#### [Fragmento]

┄┄┄┄┄┄┄┄┄┄

Yo relacionaba ese apellido con el del bandido romántico, Salvatore Giuliano, de quien don Roque Ciccarelli –tío de mi madre- me contaba sus aventuras. Buenazo el “tío Roque”, me iba contando sus hazañas como si fueran las películas que semanalmente pasaban en el cine y que se les decía “episodio”, yo no sabía qué significaba, pero intuía que tenía que ver con el suspenso.
Digo, que el apellido Giuliano me era familiar desde muy chico, ya que fui compañero de escuela de varios miembros de esa familia: Mirta, Eda, la melliza y Enzo.
Los Giuliano, los mayores al menos, la primera generación que yo supongo venida de Sicilia, eran formados por unos hombres gordos, grandotes y buenazos. Se podría definir a aquella generación de los Giuliano con dos epítetos sin temor a equivocarnos: eran todos gordos y todos radicales. Furiosamente radicales, diríamos. Algunos de ellos –Armando, Bernardino- fueron caudillos políticos, comisarios o ambas cosas.
Pero de uno de ellos quiero escribir aquí y que pertenece a la generación siguiente y unos pocos años mayor que yo. Tal vez era el más bueno, tal vez el más puro, seguramente el más inocente. Juan Giuliano, el popular Juancito, hijo de don Luis y de Doña María. El menor de seis hermanos que acaba de morir.
Ayudaba a su padre en sus tareas de colchonero, y al atardecer, cuando ya hacía horas que nosotros peloteábamos en la cancha del club, él obtenía el permiso paterno y se entreveraba con nosotros en el picado. Generalmente prefería jugar en el arco, pero su entusiasmo era tal que no eludía otros puestos. También ese entusiasmo lo inducía al juego brusco –nunca a la mala intención- por lo que se lo invitaba a cuidar los tres palos y a juicio que lo hacía muy bien.
Muchas anécdotas circulan acerca de la severidad de su padre, el inefable don Luis, a quien veo sentado en su máquina cardadora, arrojando la lana limpia a un corralito de alambre tejido o cosiendo esos colchones inmensos con una aguja gigantesca devolviendo con su voz asmática, entre amable y cariñoso el saludo nuestro.
- Adiós don Luis.
- Chau queridito, chau...
Y sonreía bonachón, con su gran papada troileana entre silbidos y pitadas de su cigarro que armaba con dulzura.
Pese a su carácter de gordo bueno, era también muy severo y sobre todo si en el juicio caía su profundo odio a todo lo que oliera a peronismo.
Y acá viene la anécdota que he tardado en narrar. Corrían los años ’50, y en todo el país se disputaban los famosos “campeonatos de fútbol Evita”, que congregaban a chicos entre 9 y 13 años aproximadamente.

┄┄┄┄┄┄┄┄┄┄

#### [Listado de datos]
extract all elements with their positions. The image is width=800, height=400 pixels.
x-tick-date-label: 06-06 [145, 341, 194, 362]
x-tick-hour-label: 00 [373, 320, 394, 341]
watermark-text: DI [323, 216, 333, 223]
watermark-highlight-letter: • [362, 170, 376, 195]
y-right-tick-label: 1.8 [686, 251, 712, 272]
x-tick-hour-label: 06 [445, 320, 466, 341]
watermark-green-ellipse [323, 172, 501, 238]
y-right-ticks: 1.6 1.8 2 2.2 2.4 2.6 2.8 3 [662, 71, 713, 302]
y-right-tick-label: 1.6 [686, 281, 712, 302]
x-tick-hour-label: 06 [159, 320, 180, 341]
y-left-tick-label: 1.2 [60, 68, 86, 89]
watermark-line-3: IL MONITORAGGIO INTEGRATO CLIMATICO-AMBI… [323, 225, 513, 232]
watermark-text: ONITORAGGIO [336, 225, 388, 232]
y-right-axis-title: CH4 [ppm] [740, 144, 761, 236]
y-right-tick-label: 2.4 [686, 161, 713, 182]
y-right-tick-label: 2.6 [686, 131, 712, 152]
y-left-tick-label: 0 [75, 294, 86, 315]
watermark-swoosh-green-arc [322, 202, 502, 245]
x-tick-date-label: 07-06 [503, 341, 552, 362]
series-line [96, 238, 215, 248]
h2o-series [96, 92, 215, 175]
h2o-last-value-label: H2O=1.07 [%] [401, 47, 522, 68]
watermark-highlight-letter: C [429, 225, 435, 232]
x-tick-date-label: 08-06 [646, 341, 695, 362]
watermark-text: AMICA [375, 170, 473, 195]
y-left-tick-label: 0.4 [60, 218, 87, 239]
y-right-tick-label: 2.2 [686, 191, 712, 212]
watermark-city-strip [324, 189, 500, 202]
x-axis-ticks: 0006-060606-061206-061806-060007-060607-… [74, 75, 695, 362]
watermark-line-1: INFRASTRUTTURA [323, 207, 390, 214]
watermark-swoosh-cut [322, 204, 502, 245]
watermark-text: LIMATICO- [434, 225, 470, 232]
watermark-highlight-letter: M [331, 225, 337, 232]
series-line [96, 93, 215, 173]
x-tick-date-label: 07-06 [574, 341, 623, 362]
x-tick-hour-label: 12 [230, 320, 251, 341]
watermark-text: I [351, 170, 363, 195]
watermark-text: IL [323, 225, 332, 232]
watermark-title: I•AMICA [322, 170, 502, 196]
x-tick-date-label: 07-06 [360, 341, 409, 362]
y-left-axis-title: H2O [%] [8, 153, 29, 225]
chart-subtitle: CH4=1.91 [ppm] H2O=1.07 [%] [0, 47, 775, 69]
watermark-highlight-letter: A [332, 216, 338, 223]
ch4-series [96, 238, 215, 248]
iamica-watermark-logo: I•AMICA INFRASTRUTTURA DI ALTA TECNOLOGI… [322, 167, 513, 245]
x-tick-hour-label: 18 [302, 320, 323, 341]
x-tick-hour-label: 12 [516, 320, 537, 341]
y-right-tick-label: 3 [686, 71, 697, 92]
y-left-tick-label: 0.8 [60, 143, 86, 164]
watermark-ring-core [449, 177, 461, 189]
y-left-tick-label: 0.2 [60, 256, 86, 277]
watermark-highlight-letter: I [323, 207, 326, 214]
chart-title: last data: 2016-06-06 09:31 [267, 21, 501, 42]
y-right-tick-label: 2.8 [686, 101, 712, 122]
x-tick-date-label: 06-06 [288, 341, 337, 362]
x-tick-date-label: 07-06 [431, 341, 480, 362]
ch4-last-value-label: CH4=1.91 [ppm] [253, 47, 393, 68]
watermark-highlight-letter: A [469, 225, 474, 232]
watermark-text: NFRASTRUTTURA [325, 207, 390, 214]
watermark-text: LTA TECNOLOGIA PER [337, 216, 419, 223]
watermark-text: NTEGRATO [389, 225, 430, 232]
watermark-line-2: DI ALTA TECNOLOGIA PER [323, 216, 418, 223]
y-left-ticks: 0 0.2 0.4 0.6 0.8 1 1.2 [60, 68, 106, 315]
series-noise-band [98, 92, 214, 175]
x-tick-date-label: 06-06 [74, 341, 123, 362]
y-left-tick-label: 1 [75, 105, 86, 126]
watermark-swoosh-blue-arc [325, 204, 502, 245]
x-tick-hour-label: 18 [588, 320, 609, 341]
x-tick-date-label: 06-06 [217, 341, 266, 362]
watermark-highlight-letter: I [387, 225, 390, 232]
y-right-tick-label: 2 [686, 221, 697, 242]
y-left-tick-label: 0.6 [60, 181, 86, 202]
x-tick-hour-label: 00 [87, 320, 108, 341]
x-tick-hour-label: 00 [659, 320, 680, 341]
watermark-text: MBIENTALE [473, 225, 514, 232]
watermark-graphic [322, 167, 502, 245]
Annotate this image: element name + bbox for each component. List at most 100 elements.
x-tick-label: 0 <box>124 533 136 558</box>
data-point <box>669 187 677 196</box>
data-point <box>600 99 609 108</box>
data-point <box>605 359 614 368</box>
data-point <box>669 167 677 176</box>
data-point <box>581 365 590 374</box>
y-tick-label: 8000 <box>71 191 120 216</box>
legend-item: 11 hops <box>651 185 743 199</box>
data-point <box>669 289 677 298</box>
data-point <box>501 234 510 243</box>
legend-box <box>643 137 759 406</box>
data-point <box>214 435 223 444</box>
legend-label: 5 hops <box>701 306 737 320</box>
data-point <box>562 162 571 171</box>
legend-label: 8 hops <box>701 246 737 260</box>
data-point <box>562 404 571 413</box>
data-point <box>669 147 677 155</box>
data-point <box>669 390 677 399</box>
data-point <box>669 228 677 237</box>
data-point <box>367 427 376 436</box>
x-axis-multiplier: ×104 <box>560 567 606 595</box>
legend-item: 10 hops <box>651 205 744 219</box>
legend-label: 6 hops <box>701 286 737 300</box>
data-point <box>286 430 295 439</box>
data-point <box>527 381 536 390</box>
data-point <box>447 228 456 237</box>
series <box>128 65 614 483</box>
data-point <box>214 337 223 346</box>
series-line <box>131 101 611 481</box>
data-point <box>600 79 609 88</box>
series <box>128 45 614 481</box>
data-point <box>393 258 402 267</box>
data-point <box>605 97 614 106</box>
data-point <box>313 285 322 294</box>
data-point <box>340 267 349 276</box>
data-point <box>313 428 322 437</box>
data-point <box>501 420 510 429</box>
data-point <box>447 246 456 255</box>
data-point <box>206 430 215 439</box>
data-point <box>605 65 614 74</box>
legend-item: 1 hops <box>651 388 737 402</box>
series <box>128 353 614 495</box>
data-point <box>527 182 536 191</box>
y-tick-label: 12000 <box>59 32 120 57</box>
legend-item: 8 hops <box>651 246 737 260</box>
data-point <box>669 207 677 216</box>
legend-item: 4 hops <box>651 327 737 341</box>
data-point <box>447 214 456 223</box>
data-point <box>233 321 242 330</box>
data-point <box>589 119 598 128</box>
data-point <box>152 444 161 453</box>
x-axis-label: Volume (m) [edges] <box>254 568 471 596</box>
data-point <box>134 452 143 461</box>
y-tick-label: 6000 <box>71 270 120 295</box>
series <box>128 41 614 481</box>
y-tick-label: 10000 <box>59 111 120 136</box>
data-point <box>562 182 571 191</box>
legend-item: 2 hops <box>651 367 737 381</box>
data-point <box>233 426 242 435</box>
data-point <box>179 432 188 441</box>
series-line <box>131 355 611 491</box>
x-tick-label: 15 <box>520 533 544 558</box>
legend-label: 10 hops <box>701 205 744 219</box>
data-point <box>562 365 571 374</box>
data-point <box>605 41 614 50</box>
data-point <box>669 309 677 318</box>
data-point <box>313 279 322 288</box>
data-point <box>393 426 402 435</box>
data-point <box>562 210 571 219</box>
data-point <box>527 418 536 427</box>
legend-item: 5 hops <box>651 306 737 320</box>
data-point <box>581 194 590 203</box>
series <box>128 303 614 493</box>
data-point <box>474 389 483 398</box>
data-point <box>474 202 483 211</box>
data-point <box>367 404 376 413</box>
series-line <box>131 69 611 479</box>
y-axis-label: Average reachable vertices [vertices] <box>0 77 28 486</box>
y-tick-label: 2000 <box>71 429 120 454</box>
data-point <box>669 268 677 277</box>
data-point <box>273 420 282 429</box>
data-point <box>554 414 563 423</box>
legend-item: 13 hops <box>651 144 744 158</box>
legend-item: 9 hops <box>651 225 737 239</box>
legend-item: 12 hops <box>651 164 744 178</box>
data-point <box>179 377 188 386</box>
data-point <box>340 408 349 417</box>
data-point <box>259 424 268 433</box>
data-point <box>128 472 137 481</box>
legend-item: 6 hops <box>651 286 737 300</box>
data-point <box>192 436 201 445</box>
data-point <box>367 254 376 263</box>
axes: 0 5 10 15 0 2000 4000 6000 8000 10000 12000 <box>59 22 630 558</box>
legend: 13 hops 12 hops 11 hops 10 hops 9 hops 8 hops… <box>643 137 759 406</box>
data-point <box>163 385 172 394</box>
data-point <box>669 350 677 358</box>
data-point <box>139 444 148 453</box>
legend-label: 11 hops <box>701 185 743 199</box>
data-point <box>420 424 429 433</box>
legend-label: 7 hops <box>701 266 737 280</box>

┄┄┄┄┄┄┄┄┄┄

#### [Consignas del ejercicio]
A – Transcriba del fragmento el pasaje que empieza en "Muchas anécdotas circulan" y sigue hasta "armaba con dulzura.", ambos inclusive.
B – Resuma el fragmento en dos oraciones.
C – Traduzca al inglés esta oración del fragmento: "Generalmente prefería jugar en el arco, pero su entusiasmo era tal que no eludía otros puestos."

#### [Resultados por orden]
A –
Muchas anécdotas circulan acerca de la severidad de su padre, el inefable don Luis, a quien veo sentado en su máquina cardadora, arrojando la lana limpia a un corralito de alambre tejido o cosiendo esos colchones inmensos con una aguja gigantesca devolviendo con su voz asmática, entre amable y cariñoso el saludo nuestro.
- Adiós don Luis.
- Chau queridito, chau...
Y sonreía bonachón, con su gran papada troileana entre silbidos y pitadas de su cigarro que armaba con dulzura.

B – Se evoca a la familia Giuliano, cuya primera generación estaba formada por hombres gordos, bonachones y radicales, y en especial a Juan Giuliano, "Juancito", el menor de seis hermanos, que acaba de morir. Juancito ayudaba a su padre, don Luis, en el oficio de colchonero y al atardecer se sumaba al picado de fútbol, casi siempre como arquero, mientras que don Luis, afable pero severo, sentía un profundo odio por todo lo que oliera a peronismo.

C – He generally preferred to play in goal, but his enthusiasm was such that he did not shy away from other positions.